Extracted data entries
┌────────
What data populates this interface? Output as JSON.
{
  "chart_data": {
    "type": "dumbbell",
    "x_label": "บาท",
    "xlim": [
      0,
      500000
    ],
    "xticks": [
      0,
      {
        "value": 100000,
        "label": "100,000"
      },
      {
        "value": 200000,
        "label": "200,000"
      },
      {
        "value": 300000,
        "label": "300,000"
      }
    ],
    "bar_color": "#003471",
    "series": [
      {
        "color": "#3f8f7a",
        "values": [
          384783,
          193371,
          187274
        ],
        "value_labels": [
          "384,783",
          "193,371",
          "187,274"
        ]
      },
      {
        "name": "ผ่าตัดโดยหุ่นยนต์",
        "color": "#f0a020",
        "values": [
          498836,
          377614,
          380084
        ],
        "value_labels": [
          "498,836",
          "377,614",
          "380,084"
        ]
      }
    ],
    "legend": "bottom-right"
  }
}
└────────
What is needed: Give all the records again. Match them exactly.

Task response:
What data populates this interface? Output as JSON.
{
  "chart_data": {
    "type": "dumbbell",
    "x_label": "บาท",
    "xlim": [
      0,
      500000
    ],
    "xticks": [
      0,
      {
        "value": 100000,
        "label": "100,000"
      },
      {
        "value": 200000,
        "label": "200,000"
      },
      {
        "value": 300000,
        "label": "300,000"
      }
    ],
    "bar_color": "#003471",
    "series": [
      {
        "color": "#3f8f7a",
        "values": [
          384783,
          193371,
          187274
        ],
        "value_labels": [
          "384,783",
          "193,371",
          "187,274"
        ]
      },
      {
        "name": "ผ่าตัดโดยหุ่นยนต์",
        "color": "#f0a020",
        "values": [
          498836,
          377614,
          380084
        ],
        "value_labels": [
          "498,836",
          "377,614",
          "380,084"
        ]
      }
    ],
    "legend": "bottom-right"
  }
}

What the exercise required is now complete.